:: TEXTO MOSTRADO

Esto no quiere decir que ambas diferencias sean incompatibles; bien pudo pasar que las dos partes tomaran la misma decisión. Las condiciones extraordinariamente desagradables en las cuales se habían encontrado por última vez, contribuyeron sin duda a incrementar sus discrepancias políticas. Aparte de que estos desacuerdos no habían disminuido en lo más mínimo desde el último viaje de Marx a Berlín.

En el otoño de 1861, Lassalle viajó a Suiza y a Italia; en Zúrich conoció a Rüstow y en la isla de Cabrera a Garibaldi; también en Londres hizo que le presentaran a Mazzini. Durante estos viajes, parece haberse interesado por un plan fantástico, que no llegó a realizarse, del Partido Italiano de Acción, consistente en que Garibaldi se trasladara con sus tropas a Dalmacia, impulsando desde allí una revuelta en Hungría. En lo que a Lassalle se refiere, no perduró ninguna prueba documental, y bien puede ser que todo se redujera, en el peor de los casos, a una idea pasajera. Lassalle tenía diferentes ideas en la cabeza, que ya había empezado a poner en práctica con dos conferencias antes de trasladarse a Londres.

::::
:: DATOS RECOPILADOS

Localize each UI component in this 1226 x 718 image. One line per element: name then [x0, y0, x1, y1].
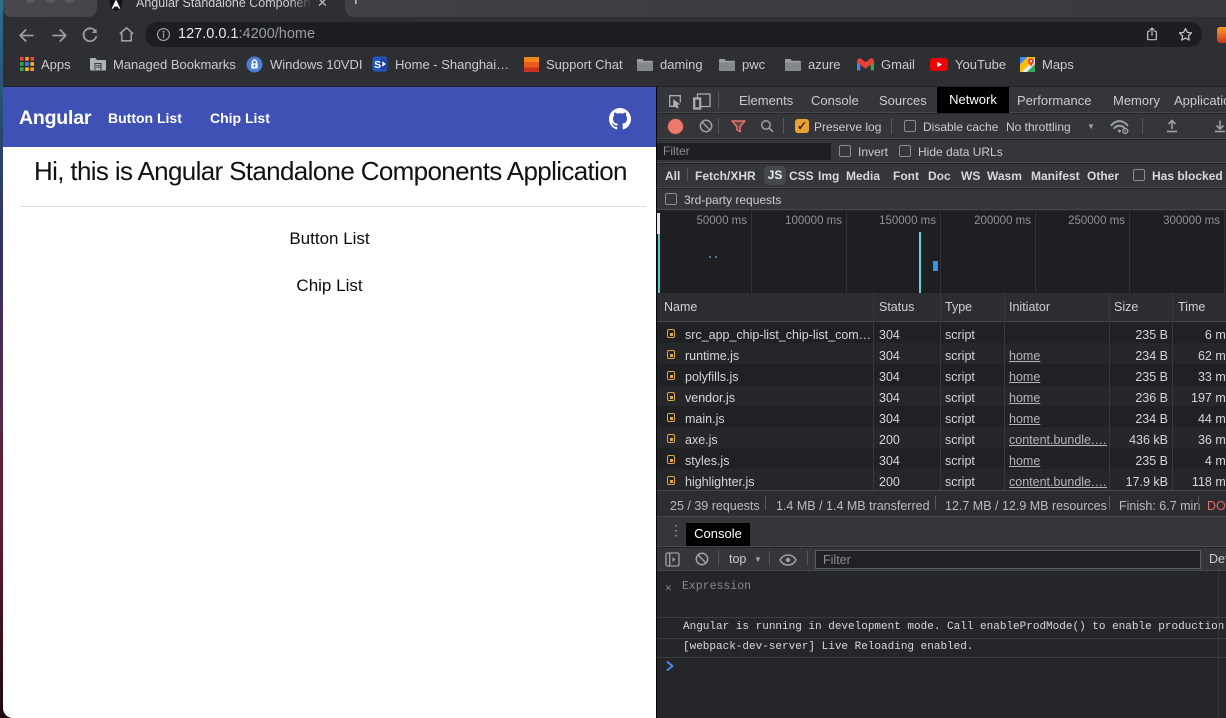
svg-text:S: S: [374, 59, 381, 71]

::::

» **CONSIGNA**:
Traduzca al inglés esta oración del texto sobre Lassalle: "En lo que a Lassalle se refiere, no perduró ninguna prueba documental, y bien puede ser que todo se redujera, en el peor de los casos, a una idea pasajera."

» **RESPUESTA**:
As far as Lassalle is concerned, no documentary evidence has survived, and it may well be that the whole thing amounted, at worst, to nothing more than a passing idea.